> [Source passage]
___

During the encoding phase (Fig. 1), each of the 48 unique faces was shown for 2000 ms six times for a total of 288 trials per encoding phase. In the positive and negative person-knowledge conditions, each face was paired with three unique statements of the same valence, and each unique face-statement pair was presented twice during each encoding session. Person-knowledge statements were shown for 2000 ms prior to the 2000 ms face presentation. After each face was shown, an ITI fixation cross was presented on the screen for 500 ms.
Participants completed one encoding phase with the same set of 48 unique faces each day for five days of training. Face images are used with permission from the Chicago Face Database87.
The test phase (Fig. 2) was completed immediately after the encoding phase, beginning with instructions and practice trials. Participants were then presented with a total of 72 faces, including all 48 familiar faces from the encoding phase and 24 novel faces (12 perceived Black, 12 perceived White). The test phase included three possible response components: (1) Face Recognition, (2) Valence Attribution, and (3) Cued Recall of Person-knowledge. On each trial, participants were asked (1) if the depicted face was familiar or novel. If a face was correctly recognized as familiar, participants were then asked (2) to recall what type of information (i.e., positive, negative, none) was paired with the face. If they correctly identified the valence of the information, they were then asked (3) to list up to three pieces of information that were previously paired with the face. Correct identification of a novel or perceptually familiar only face and incorrect responses led to the initiation of the next trial.
Participants completed one test phase with the 48 familiar encoded faces and 24 novel distractor faces each day for five days of training. Face images are used with permission from the Chicago Face Database87.
To ensure that participants paid attention to the training, 28 attention check trials were included in the encoding phase (~10% of 288 trials = 28.8) and 8 attention check trials were included in the test phase (10% of 72 trials = 7.2 rounded up). In each attention check, one of 4 faces (2 perceived Black, 2 perceived White) was shown for 2 s with a number in red text transposed over the forehead. Participants were asked to input the number as their response within two seconds. Participants were required to correctly answer 75 percent of attention checks in each phase of training (21 during the encoding phase; 6 during the test phase) to be included in analyses.
Independent face recognition task
On the first and last day of training, participants completed an exploratory independent face recognition task designed to assess the potential generalization of individuation training to racial bias in broader face recognition. In the pre- and post-training sessions of the independent face recognition task, participants were instructed to remember a series of faces not included elsewhere in the study for later recognition. During encoding, participants were randomly presented with 38 newly encountered faces (19 perceived Black, 19 perceived White) for 2 s each with an ITI of 250 ms. In the subsequent test, participants were randomly presented with 76 faces, including the 38 familiar faces previously seen during encoding and 38 novel distractor faces (19 perceived Black, 19 perceived White). Participants were instructed to distinguish between familiar and novel faces by pressing the “m” and “n” keys. Response keys were counterbalanced across participants. Each face was presented until the participant responded, followed by an ITI of 250 ms.
Interracial contact questionnaire
In a multi-item questionnaire to assess interracial contact across the lifespan, participants were asked to report the racial diversity of their social networks at three distinct stages of childhood and their current age16. Items asked about the percentage of friends, acquaintances, daily contacts, and media figures belonging to the following racial and ethnic groups: Asian, White, Black, Latinx, and Other. For each category, participants entered values ranging from 0 to 100, with 0 indicating that 0% of the participant’s contact was with that racial group and 100 indicating that 100% of the participant’s contact was with that racial group. The measure also assesses the kind of environment in which participants have spent most of their lives (i.e., urban, suburban, or rural) and their awareness of their environment’s racial and cultural diversity.

___

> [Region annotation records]
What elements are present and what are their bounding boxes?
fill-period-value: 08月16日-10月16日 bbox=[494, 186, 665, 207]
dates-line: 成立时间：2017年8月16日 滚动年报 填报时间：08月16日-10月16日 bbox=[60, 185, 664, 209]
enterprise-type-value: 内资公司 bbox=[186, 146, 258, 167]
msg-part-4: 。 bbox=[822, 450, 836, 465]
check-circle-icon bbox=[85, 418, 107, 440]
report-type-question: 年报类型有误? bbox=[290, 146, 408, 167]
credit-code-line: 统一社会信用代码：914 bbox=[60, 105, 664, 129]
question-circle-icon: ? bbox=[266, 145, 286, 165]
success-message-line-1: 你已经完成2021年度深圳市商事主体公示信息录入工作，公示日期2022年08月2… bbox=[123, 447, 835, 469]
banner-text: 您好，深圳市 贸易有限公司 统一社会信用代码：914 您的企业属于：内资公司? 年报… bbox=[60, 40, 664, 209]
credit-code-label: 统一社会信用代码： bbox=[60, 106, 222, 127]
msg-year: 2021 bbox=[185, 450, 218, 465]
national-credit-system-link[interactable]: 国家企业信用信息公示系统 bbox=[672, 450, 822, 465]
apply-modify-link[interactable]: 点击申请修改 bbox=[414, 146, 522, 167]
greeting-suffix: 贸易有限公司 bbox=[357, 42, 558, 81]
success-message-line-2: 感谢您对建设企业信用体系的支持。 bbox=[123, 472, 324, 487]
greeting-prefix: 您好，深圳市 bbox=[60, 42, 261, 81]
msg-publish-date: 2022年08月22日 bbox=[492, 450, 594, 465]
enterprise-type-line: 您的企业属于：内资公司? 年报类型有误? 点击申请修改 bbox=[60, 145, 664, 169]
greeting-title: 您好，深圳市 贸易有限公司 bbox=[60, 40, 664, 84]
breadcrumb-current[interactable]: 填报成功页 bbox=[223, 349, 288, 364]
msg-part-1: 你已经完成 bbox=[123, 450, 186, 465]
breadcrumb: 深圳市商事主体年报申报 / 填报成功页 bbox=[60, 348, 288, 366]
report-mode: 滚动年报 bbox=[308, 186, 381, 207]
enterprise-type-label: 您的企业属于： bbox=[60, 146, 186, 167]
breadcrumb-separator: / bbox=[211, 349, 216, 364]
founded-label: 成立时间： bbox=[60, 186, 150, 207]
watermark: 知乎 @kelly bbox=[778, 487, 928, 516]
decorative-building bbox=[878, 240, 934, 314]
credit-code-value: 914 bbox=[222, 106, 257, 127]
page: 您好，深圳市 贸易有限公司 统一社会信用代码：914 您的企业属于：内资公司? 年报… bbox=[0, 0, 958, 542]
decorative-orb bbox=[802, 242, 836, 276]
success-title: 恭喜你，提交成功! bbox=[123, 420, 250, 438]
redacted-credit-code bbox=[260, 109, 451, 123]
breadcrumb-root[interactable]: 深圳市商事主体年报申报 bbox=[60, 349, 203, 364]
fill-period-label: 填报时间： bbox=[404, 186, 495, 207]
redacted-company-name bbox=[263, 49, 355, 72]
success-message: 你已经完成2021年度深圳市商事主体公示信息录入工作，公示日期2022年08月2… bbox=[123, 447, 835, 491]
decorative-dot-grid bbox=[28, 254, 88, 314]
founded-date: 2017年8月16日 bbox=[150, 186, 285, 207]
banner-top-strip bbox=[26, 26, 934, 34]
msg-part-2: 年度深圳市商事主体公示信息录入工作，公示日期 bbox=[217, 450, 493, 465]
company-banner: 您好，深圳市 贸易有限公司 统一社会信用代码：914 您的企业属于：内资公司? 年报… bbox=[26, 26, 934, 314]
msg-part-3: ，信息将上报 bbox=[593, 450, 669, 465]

___

> [Tasks to perform]
(1) Based on the face-training passage, say whether each statement agrees with it: (a) During encoding, each face was shown for 2000 ms six times. (b) The test phase included 36 novel faces. (c) To be included in analyses, participants had to correctly answer 50 percent of the attention checks in each phase.
(2) Write out the part of the face-training passage that begins at the words "During the encoding phase (Fig." and stops after the words "for 500 ms.".

> [Results of the exercise]
(1)
(a) Yes: "each of the 48 unique faces was shown for 2000 ms six times"
(b) No: "24 novel faces (12 perceived Black, 12 perceived White)"
(c) No: "Participants were required to correctly answer 75 percent of attention checks in each phase of training"

(2)
During the encoding phase (Fig. 1), each of the 48 unique faces was shown for 2000 ms six times for a total of 288 trials per encoding phase. In the positive and negative person-knowledge conditions, each face was paired with three unique statements of the same valence, and each unique face-statement pair was presented twice during each encoding session. Person-knowledge statements were shown for 2000 ms prior to the 2000 ms face presentation. After each face was shown, an ITI fixation cross was presented on the screen for 500 ms.